(Collected data)
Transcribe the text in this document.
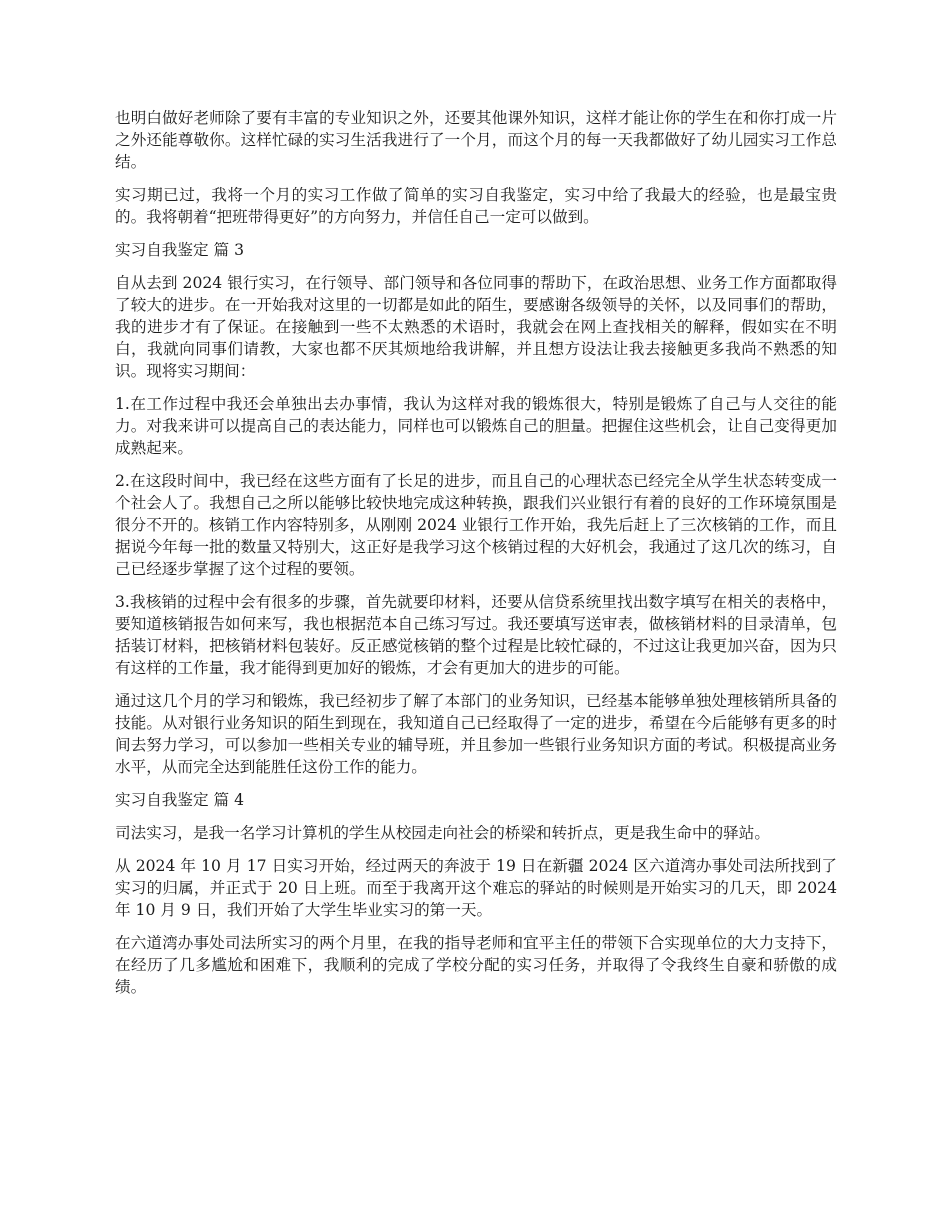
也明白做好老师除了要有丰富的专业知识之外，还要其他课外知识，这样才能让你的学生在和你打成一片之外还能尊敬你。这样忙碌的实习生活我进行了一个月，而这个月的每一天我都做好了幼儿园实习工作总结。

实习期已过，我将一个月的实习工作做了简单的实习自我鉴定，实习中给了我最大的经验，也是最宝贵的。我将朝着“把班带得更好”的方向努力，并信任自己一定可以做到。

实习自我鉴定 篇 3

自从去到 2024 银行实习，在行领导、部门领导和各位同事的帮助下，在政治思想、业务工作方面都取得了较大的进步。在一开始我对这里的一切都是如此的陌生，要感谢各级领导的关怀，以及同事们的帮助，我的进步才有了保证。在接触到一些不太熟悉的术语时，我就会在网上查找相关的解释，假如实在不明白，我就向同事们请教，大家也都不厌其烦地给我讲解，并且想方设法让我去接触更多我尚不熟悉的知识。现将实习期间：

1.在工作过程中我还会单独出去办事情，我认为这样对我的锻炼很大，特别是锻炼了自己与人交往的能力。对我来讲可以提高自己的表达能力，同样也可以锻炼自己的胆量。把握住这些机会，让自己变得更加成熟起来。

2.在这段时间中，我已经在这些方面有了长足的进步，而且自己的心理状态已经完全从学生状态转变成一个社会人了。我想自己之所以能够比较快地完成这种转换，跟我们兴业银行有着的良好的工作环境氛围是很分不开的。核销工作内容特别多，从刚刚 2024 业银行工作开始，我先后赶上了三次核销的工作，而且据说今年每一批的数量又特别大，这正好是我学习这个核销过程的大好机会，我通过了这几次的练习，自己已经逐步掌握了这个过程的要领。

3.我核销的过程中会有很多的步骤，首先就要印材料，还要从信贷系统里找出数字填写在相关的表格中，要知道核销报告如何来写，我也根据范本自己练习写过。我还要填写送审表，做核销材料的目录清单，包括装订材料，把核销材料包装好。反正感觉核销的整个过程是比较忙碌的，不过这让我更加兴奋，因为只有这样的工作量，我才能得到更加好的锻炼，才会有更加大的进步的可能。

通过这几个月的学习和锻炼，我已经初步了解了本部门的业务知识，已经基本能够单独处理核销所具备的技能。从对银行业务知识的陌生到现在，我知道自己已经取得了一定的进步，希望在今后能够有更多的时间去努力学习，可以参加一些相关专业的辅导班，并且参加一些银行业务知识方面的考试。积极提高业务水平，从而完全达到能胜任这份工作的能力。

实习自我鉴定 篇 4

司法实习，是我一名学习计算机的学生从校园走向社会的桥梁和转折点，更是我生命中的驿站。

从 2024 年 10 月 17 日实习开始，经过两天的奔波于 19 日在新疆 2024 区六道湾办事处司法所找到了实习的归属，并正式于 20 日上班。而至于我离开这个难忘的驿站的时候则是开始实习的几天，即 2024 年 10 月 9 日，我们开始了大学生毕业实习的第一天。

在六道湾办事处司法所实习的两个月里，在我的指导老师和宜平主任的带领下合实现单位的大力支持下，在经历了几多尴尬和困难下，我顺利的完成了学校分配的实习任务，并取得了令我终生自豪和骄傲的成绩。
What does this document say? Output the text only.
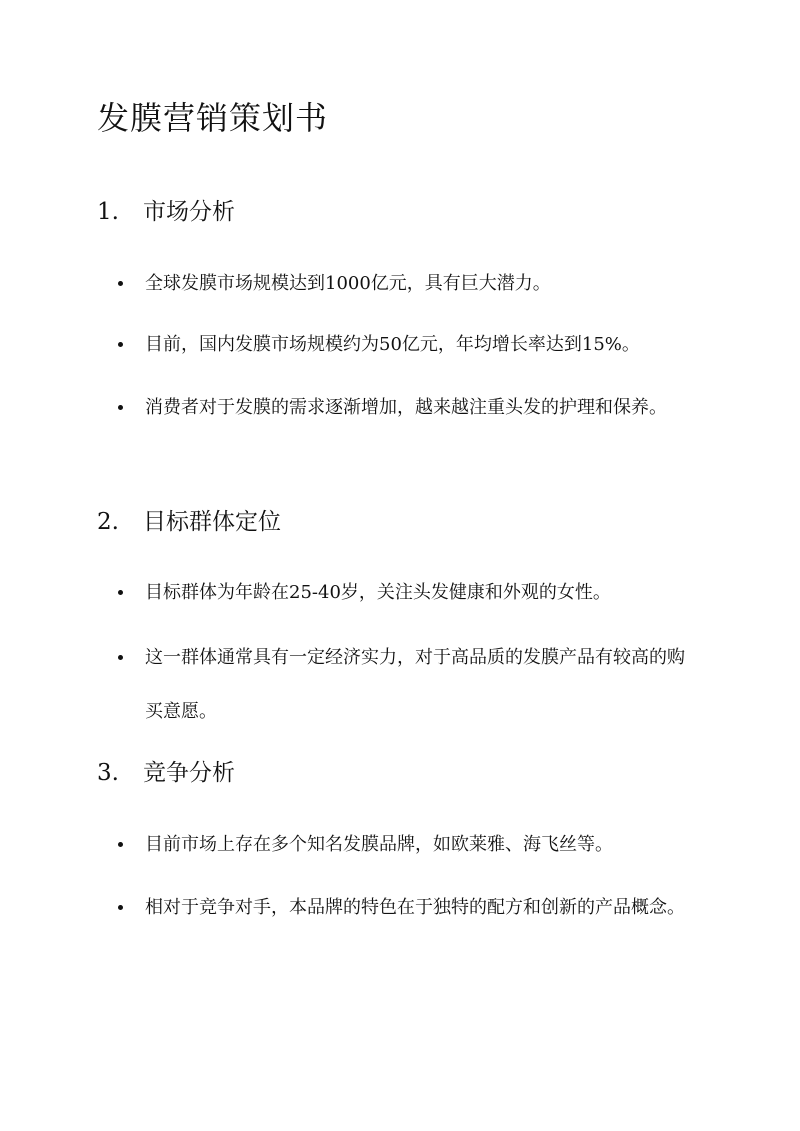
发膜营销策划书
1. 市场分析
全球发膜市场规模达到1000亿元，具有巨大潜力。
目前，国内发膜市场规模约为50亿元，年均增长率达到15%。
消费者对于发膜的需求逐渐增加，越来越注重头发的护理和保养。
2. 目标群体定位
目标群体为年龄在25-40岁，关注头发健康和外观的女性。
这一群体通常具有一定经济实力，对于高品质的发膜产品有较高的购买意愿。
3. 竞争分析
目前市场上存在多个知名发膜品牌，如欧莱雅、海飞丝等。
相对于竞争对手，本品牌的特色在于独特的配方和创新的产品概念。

▶ EXERCISE GOAL: Every line in the data that holds "text" should be copied out.

▶ RESULT OF THIS EXERCISE:
Transcribe the text in this document.
What does this document say? Output the text only.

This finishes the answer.